[Start of RECORD EXCERPTS]

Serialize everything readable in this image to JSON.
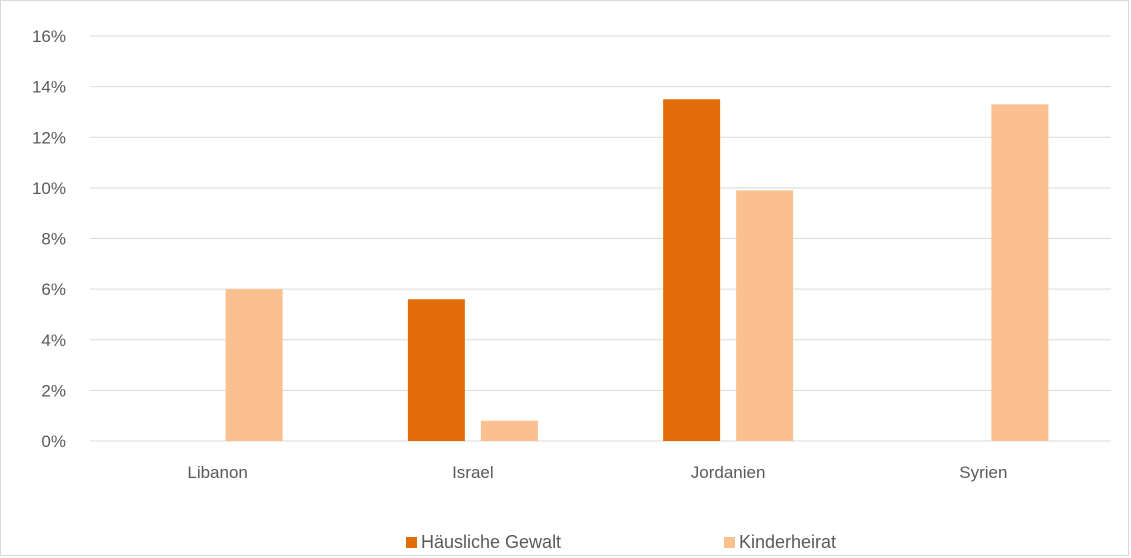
{
  "chart_data": {
    "type": "bar",
    "categories": [
      "Libanon",
      "Israel",
      "Jordanien",
      "Syrien"
    ],
    "series": [
      {
        "name": "Häusliche Gewalt",
        "values": [
          null,
          5.6,
          13.5,
          null
        ],
        "color": "#e36c0a"
      },
      {
        "name": "Kinderheirat",
        "values": [
          6.0,
          0.8,
          9.9,
          13.3
        ],
        "color": "#fac090"
      }
    ],
    "y_ticks": [
      "0%",
      "2%",
      "4%",
      "6%",
      "8%",
      "10%",
      "12%",
      "14%",
      "16%"
    ],
    "ylim": [
      0,
      16
    ],
    "grid": true,
    "legend_position": "bottom",
    "gridline_color": "#d9d9d9",
    "title": "",
    "xlabel": "",
    "ylabel": ""
  }
}
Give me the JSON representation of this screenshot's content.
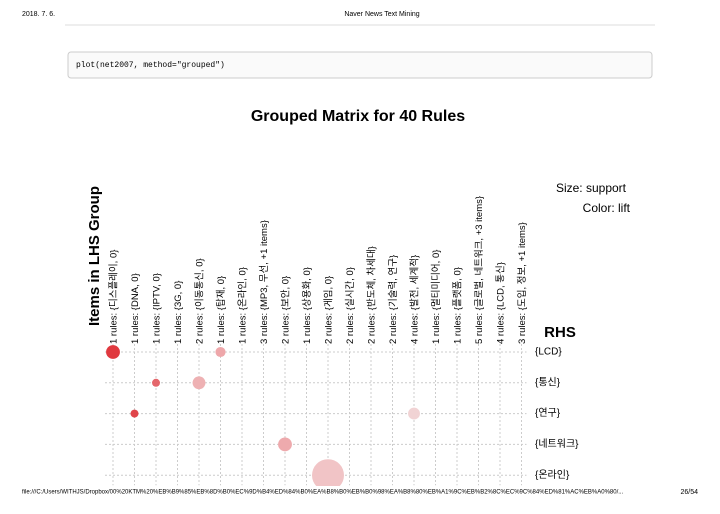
{
  "header": {
    "date": "2018. 7. 6.",
    "title": "Naver News Text Mining"
  },
  "code": "plot(net2007, method=\"grouped\")",
  "chart_data": {
    "type": "grouped-matrix",
    "title": "Grouped Matrix for 40 Rules",
    "y_label": "Items in LHS Group",
    "x_label": "RHS",
    "size_label": "Size: support",
    "color_label": "Color: lift",
    "lhs_groups": [
      "1 rules: {디스플레이, 0}",
      "1 rules: {DNA, 0}",
      "1 rules: {IPTV, 0}",
      "1 rules: {3G, 0}",
      "2 rules: {이동통신, 0}",
      "1 rules: {탑재, 0}",
      "1 rules: {온라인, 0}",
      "3 rules: {MP3, 무선, +1 items}",
      "2 rules: {보안, 0}",
      "1 rules: {상용화, 0}",
      "2 rules: {게임, 0}",
      "2 rules: {실시간, 0}",
      "2 rules: {반도체, 차세대}",
      "2 rules: {기술력, 연구}",
      "4 rules: {발전, 세계적}",
      "1 rules: {멀티미디어, 0}",
      "1 rules: {플랫폼, 0}",
      "5 rules: {글로벌, 네트워크, +3 items}",
      "4 rules: {LCD, 통신}",
      "3 rules: {도입, 정보, +1 items}"
    ],
    "series": [
      {
        "name": "{LCD}",
        "values": [
          0.015,
          null,
          null,
          null,
          null,
          0.008,
          null,
          null,
          null,
          null,
          null,
          null,
          null,
          null,
          null,
          null,
          null,
          null,
          null,
          null
        ],
        "colors": [
          "#e0393f",
          null,
          null,
          null,
          null,
          "#eea7aa",
          null,
          null,
          null,
          null,
          null,
          null,
          null,
          null,
          null,
          null,
          null,
          null,
          null,
          null
        ]
      },
      {
        "name": "{통신}",
        "values": [
          null,
          null,
          0.005,
          null,
          0.013,
          null,
          null,
          null,
          null,
          null,
          null,
          null,
          null,
          null,
          null,
          null,
          null,
          null,
          null,
          null
        ],
        "colors": [
          null,
          null,
          "#e4666b",
          null,
          "#eeb1b3",
          null,
          null,
          null,
          null,
          null,
          null,
          null,
          null,
          null,
          null,
          null,
          null,
          null,
          null,
          null
        ]
      },
      {
        "name": "{연구}",
        "values": [
          null,
          0.005,
          null,
          null,
          null,
          null,
          null,
          null,
          null,
          null,
          null,
          null,
          null,
          null,
          0.011,
          null,
          null,
          null,
          null,
          null
        ],
        "colors": [
          null,
          "#e0444a",
          null,
          null,
          null,
          null,
          null,
          null,
          null,
          null,
          null,
          null,
          null,
          null,
          "#f1d3d4",
          null,
          null,
          null,
          null,
          null
        ]
      },
      {
        "name": "{네트워크}",
        "values": [
          null,
          null,
          null,
          null,
          null,
          null,
          null,
          null,
          0.015,
          null,
          null,
          null,
          null,
          null,
          null,
          null,
          null,
          null,
          null,
          null
        ],
        "colors": [
          null,
          null,
          null,
          null,
          null,
          null,
          null,
          null,
          "#eeaaad",
          null,
          null,
          null,
          null,
          null,
          null,
          null,
          null,
          null,
          null,
          null
        ]
      },
      {
        "name": "{온라인}",
        "values": [
          null,
          null,
          null,
          null,
          null,
          null,
          null,
          null,
          null,
          null,
          0.08,
          null,
          null,
          null,
          null,
          null,
          null,
          null,
          null,
          null
        ],
        "colors": [
          null,
          null,
          null,
          null,
          null,
          null,
          null,
          null,
          null,
          null,
          "#f1c4c6",
          null,
          null,
          null,
          null,
          null,
          null,
          null,
          null,
          null
        ]
      }
    ]
  },
  "footer": {
    "url": "file:///C:/Users/WITHJS/Dropbox/00%20KTM%20%EB%B9%85%EB%8D%B0%EC%9D%B4%ED%84%B0%EA%B8%B0%EB%B0%98%EA%B8%80%EB%A1%9C%EB%B2%8C%EC%9C%84%ED%81%AC%EB%A0%80/...",
    "page": "26/54"
  }
}
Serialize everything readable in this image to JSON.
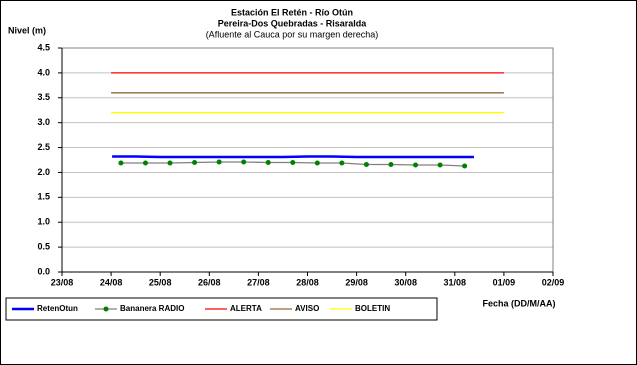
{
  "chart_data": {
    "type": "line",
    "title": "Estación El Retén - Río Otún",
    "subtitle": [
      "Pereira-Dos Quebradas - Risaralda",
      "(Afluente al Cauca por su margen derecha)"
    ],
    "y_label": "Nivel (m)",
    "x_label": "Fecha (DD/M/AA)",
    "xlim": [
      0,
      10
    ],
    "xticks": [
      {
        "value": 0,
        "label": "23/08"
      },
      {
        "value": 1,
        "label": "24/08"
      },
      {
        "value": 2,
        "label": "25/08"
      },
      {
        "value": 3,
        "label": "26/08"
      },
      {
        "value": 4,
        "label": "27/08"
      },
      {
        "value": 5,
        "label": "28/08"
      },
      {
        "value": 6,
        "label": "29/08"
      },
      {
        "value": 7,
        "label": "30/08"
      },
      {
        "value": 8,
        "label": "31/08"
      },
      {
        "value": 9,
        "label": "01/09"
      },
      {
        "value": 10,
        "label": "02/09"
      }
    ],
    "ylim": [
      0,
      4.5
    ],
    "yticks": [
      {
        "value": 0,
        "label": "0.0"
      },
      0.5,
      {
        "value": 1,
        "label": "1.0"
      },
      1.5,
      {
        "value": 2,
        "label": "2.0"
      },
      2.5,
      {
        "value": 3,
        "label": "3.0"
      },
      3.5,
      {
        "value": 4,
        "label": "4.0"
      },
      4.5
    ],
    "grid": true,
    "legend": "bottom",
    "series": [
      {
        "name": "RetenOtun",
        "color": "#0000ff",
        "markers": false,
        "x": [
          1.02,
          1.5,
          2,
          2.5,
          3,
          3.5,
          4,
          4.5,
          5,
          5.5,
          6,
          6.5,
          7,
          7.5,
          8,
          8.39
        ],
        "values": [
          2.32,
          2.32,
          2.31,
          2.31,
          2.31,
          2.31,
          2.31,
          2.31,
          2.32,
          2.32,
          2.31,
          2.31,
          2.31,
          2.31,
          2.31,
          2.31
        ]
      },
      {
        "name": "Bananera RADIO",
        "color": "#808080",
        "marker_color": "#008000",
        "markers": true,
        "x": [
          1.2,
          1.7,
          2.2,
          2.7,
          3.2,
          3.7,
          4.2,
          4.7,
          5.2,
          5.7,
          6.2,
          6.7,
          7.2,
          7.7,
          8.2
        ],
        "values": [
          2.19,
          2.19,
          2.19,
          2.2,
          2.21,
          2.21,
          2.2,
          2.2,
          2.19,
          2.19,
          2.16,
          2.16,
          2.15,
          2.15,
          2.13
        ]
      },
      {
        "name": "ALERTA",
        "color": "#ff0000",
        "markers": false,
        "x": [
          1,
          9
        ],
        "values": [
          4.0,
          4.0
        ]
      },
      {
        "name": "AVISO",
        "color": "#996633",
        "markers": false,
        "x": [
          1,
          9
        ],
        "values": [
          3.6,
          3.6
        ]
      },
      {
        "name": "BOLETIN",
        "color": "#ffff00",
        "markers": false,
        "x": [
          1,
          9
        ],
        "values": [
          3.2,
          3.2
        ]
      }
    ]
  }
}
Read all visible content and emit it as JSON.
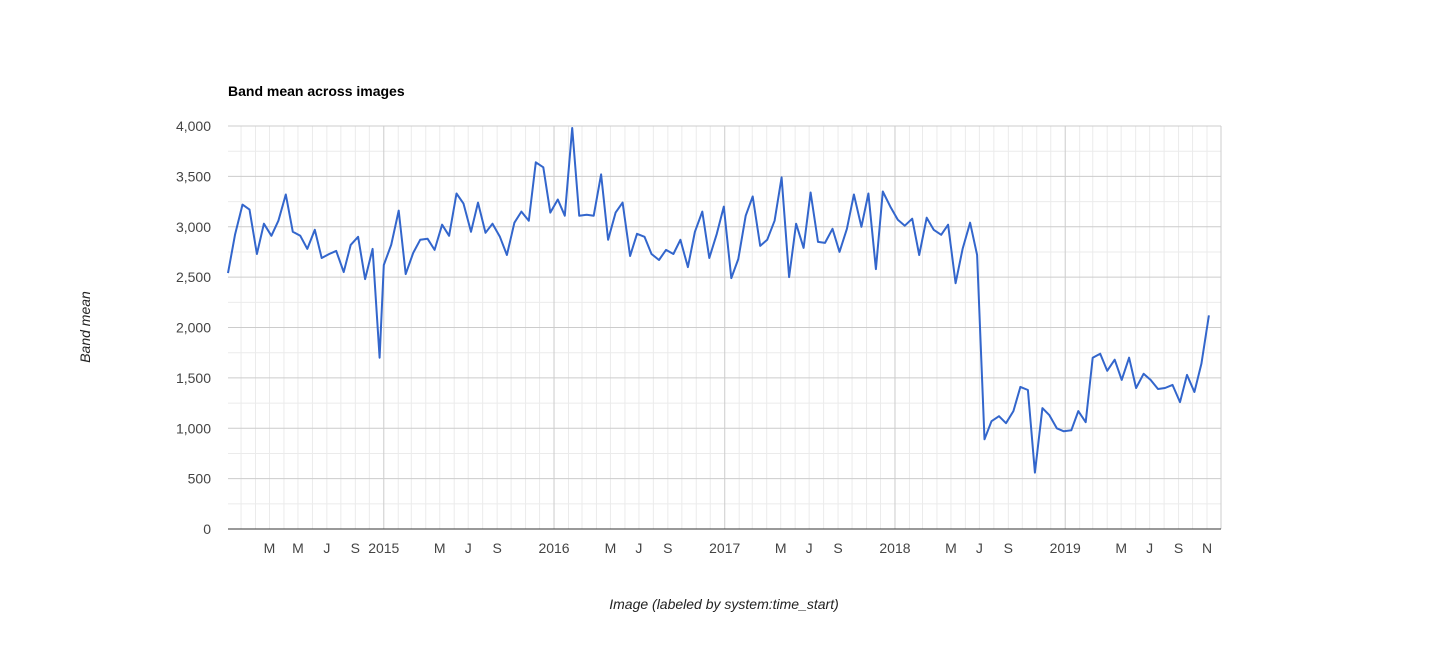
{
  "chart_data": {
    "type": "line",
    "title": "Band mean across images",
    "xlabel": "Image (labeled by system:time_start)",
    "ylabel": "Band mean",
    "ylim": [
      0,
      4000
    ],
    "yticks": [
      0,
      500,
      1000,
      1500,
      2000,
      2500,
      3000,
      3500,
      4000
    ],
    "ytick_labels": [
      "0",
      "500",
      "1,000",
      "1,500",
      "2,000",
      "2,500",
      "3,000",
      "3,500",
      "4,000"
    ],
    "xlim": [
      "2014-02-01",
      "2019-12-01"
    ],
    "xticks": [
      {
        "date": "2014-05-01",
        "label": "M"
      },
      {
        "date": "2014-07-01",
        "label": "M"
      },
      {
        "date": "2014-09-01",
        "label": "J"
      },
      {
        "date": "2014-11-01",
        "label": "S"
      },
      {
        "date": "2015-01-01",
        "label": "2015"
      },
      {
        "date": "2015-05-01",
        "label": "M"
      },
      {
        "date": "2015-07-01",
        "label": "J"
      },
      {
        "date": "2015-09-01",
        "label": "S"
      },
      {
        "date": "2016-01-01",
        "label": "2016"
      },
      {
        "date": "2016-05-01",
        "label": "M"
      },
      {
        "date": "2016-07-01",
        "label": "J"
      },
      {
        "date": "2016-09-01",
        "label": "S"
      },
      {
        "date": "2017-01-01",
        "label": "2017"
      },
      {
        "date": "2017-05-01",
        "label": "M"
      },
      {
        "date": "2017-07-01",
        "label": "J"
      },
      {
        "date": "2017-09-01",
        "label": "S"
      },
      {
        "date": "2018-01-01",
        "label": "2018"
      },
      {
        "date": "2018-05-01",
        "label": "M"
      },
      {
        "date": "2018-07-01",
        "label": "J"
      },
      {
        "date": "2018-09-01",
        "label": "S"
      },
      {
        "date": "2019-01-01",
        "label": "2019"
      },
      {
        "date": "2019-05-01",
        "label": "M"
      },
      {
        "date": "2019-07-01",
        "label": "J"
      },
      {
        "date": "2019-09-01",
        "label": "S"
      },
      {
        "date": "2019-11-01",
        "label": "N"
      }
    ],
    "major_grid_dates": [
      "2015-01-01",
      "2016-01-01",
      "2017-01-01",
      "2018-01-01",
      "2019-01-01"
    ],
    "grid": true,
    "legend": "none",
    "series": [
      {
        "color": "#3366cc",
        "points": [
          [
            "2014-02-01",
            2540
          ],
          [
            "2014-02-16",
            2920
          ],
          [
            "2014-03-04",
            3220
          ],
          [
            "2014-03-19",
            3170
          ],
          [
            "2014-04-04",
            2730
          ],
          [
            "2014-04-19",
            3030
          ],
          [
            "2014-05-05",
            2910
          ],
          [
            "2014-05-20",
            3060
          ],
          [
            "2014-06-05",
            3320
          ],
          [
            "2014-06-20",
            2950
          ],
          [
            "2014-07-06",
            2910
          ],
          [
            "2014-07-21",
            2780
          ],
          [
            "2014-08-06",
            2970
          ],
          [
            "2014-08-21",
            2690
          ],
          [
            "2014-09-06",
            2730
          ],
          [
            "2014-09-21",
            2760
          ],
          [
            "2014-10-07",
            2550
          ],
          [
            "2014-10-22",
            2820
          ],
          [
            "2014-11-07",
            2900
          ],
          [
            "2014-11-22",
            2480
          ],
          [
            "2014-12-08",
            2780
          ],
          [
            "2014-12-23",
            1700
          ],
          [
            "2015-01-01",
            2620
          ],
          [
            "2015-01-17",
            2820
          ],
          [
            "2015-02-02",
            3160
          ],
          [
            "2015-02-17",
            2530
          ],
          [
            "2015-03-05",
            2740
          ],
          [
            "2015-03-20",
            2870
          ],
          [
            "2015-04-05",
            2880
          ],
          [
            "2015-04-20",
            2770
          ],
          [
            "2015-05-06",
            3020
          ],
          [
            "2015-05-21",
            2910
          ],
          [
            "2015-06-06",
            3330
          ],
          [
            "2015-06-21",
            3230
          ],
          [
            "2015-07-07",
            2950
          ],
          [
            "2015-07-22",
            3240
          ],
          [
            "2015-08-07",
            2940
          ],
          [
            "2015-08-22",
            3030
          ],
          [
            "2015-09-07",
            2900
          ],
          [
            "2015-09-22",
            2720
          ],
          [
            "2015-10-08",
            3040
          ],
          [
            "2015-10-23",
            3150
          ],
          [
            "2015-11-08",
            3060
          ],
          [
            "2015-11-23",
            3640
          ],
          [
            "2015-12-09",
            3590
          ],
          [
            "2015-12-24",
            3140
          ],
          [
            "2016-01-09",
            3270
          ],
          [
            "2016-01-24",
            3110
          ],
          [
            "2016-02-09",
            3980
          ],
          [
            "2016-02-24",
            3110
          ],
          [
            "2016-03-11",
            3120
          ],
          [
            "2016-03-26",
            3110
          ],
          [
            "2016-04-11",
            3520
          ],
          [
            "2016-04-26",
            2870
          ],
          [
            "2016-05-12",
            3140
          ],
          [
            "2016-05-27",
            3240
          ],
          [
            "2016-06-12",
            2710
          ],
          [
            "2016-06-27",
            2930
          ],
          [
            "2016-07-13",
            2900
          ],
          [
            "2016-07-28",
            2730
          ],
          [
            "2016-08-13",
            2670
          ],
          [
            "2016-08-28",
            2770
          ],
          [
            "2016-09-13",
            2730
          ],
          [
            "2016-09-28",
            2870
          ],
          [
            "2016-10-14",
            2600
          ],
          [
            "2016-10-29",
            2950
          ],
          [
            "2016-11-14",
            3150
          ],
          [
            "2016-11-29",
            2690
          ],
          [
            "2016-12-15",
            2930
          ],
          [
            "2016-12-30",
            3200
          ],
          [
            "2017-01-15",
            2490
          ],
          [
            "2017-01-30",
            2680
          ],
          [
            "2017-02-15",
            3110
          ],
          [
            "2017-03-02",
            3300
          ],
          [
            "2017-03-18",
            2810
          ],
          [
            "2017-04-02",
            2870
          ],
          [
            "2017-04-18",
            3060
          ],
          [
            "2017-05-03",
            3490
          ],
          [
            "2017-05-19",
            2500
          ],
          [
            "2017-06-03",
            3030
          ],
          [
            "2017-06-19",
            2790
          ],
          [
            "2017-07-04",
            3340
          ],
          [
            "2017-07-20",
            2850
          ],
          [
            "2017-08-04",
            2840
          ],
          [
            "2017-08-20",
            2980
          ],
          [
            "2017-09-04",
            2750
          ],
          [
            "2017-09-20",
            2980
          ],
          [
            "2017-10-05",
            3320
          ],
          [
            "2017-10-21",
            3000
          ],
          [
            "2017-11-05",
            3330
          ],
          [
            "2017-11-21",
            2580
          ],
          [
            "2017-12-06",
            3350
          ],
          [
            "2017-12-22",
            3200
          ],
          [
            "2018-01-07",
            3070
          ],
          [
            "2018-01-22",
            3010
          ],
          [
            "2018-02-07",
            3080
          ],
          [
            "2018-02-22",
            2720
          ],
          [
            "2018-03-10",
            3090
          ],
          [
            "2018-03-25",
            2970
          ],
          [
            "2018-04-10",
            2920
          ],
          [
            "2018-04-25",
            3020
          ],
          [
            "2018-05-11",
            2440
          ],
          [
            "2018-05-26",
            2780
          ],
          [
            "2018-06-11",
            3040
          ],
          [
            "2018-06-26",
            2720
          ],
          [
            "2018-07-12",
            890
          ],
          [
            "2018-07-27",
            1070
          ],
          [
            "2018-08-12",
            1120
          ],
          [
            "2018-08-27",
            1050
          ],
          [
            "2018-09-12",
            1170
          ],
          [
            "2018-09-27",
            1410
          ],
          [
            "2018-10-13",
            1380
          ],
          [
            "2018-10-28",
            560
          ],
          [
            "2018-11-13",
            1200
          ],
          [
            "2018-11-28",
            1130
          ],
          [
            "2018-12-14",
            1000
          ],
          [
            "2018-12-29",
            970
          ],
          [
            "2019-01-14",
            980
          ],
          [
            "2019-01-29",
            1170
          ],
          [
            "2019-02-14",
            1060
          ],
          [
            "2019-03-01",
            1700
          ],
          [
            "2019-03-17",
            1740
          ],
          [
            "2019-04-01",
            1570
          ],
          [
            "2019-04-17",
            1680
          ],
          [
            "2019-05-02",
            1480
          ],
          [
            "2019-05-18",
            1700
          ],
          [
            "2019-06-02",
            1400
          ],
          [
            "2019-06-18",
            1540
          ],
          [
            "2019-07-03",
            1480
          ],
          [
            "2019-07-19",
            1390
          ],
          [
            "2019-08-03",
            1400
          ],
          [
            "2019-08-19",
            1430
          ],
          [
            "2019-09-04",
            1260
          ],
          [
            "2019-09-19",
            1530
          ],
          [
            "2019-10-05",
            1360
          ],
          [
            "2019-10-20",
            1640
          ],
          [
            "2019-11-05",
            2120
          ]
        ]
      }
    ]
  }
}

[End of RECORD EXCERPTS]

• EXERCISE DESCRIPTION:
Which lines contain "content"? Show each of them.

• TASK SOLUTION:
Give me the JSON representation of this screenshot's content.
Read all visible content and emit it as JSON.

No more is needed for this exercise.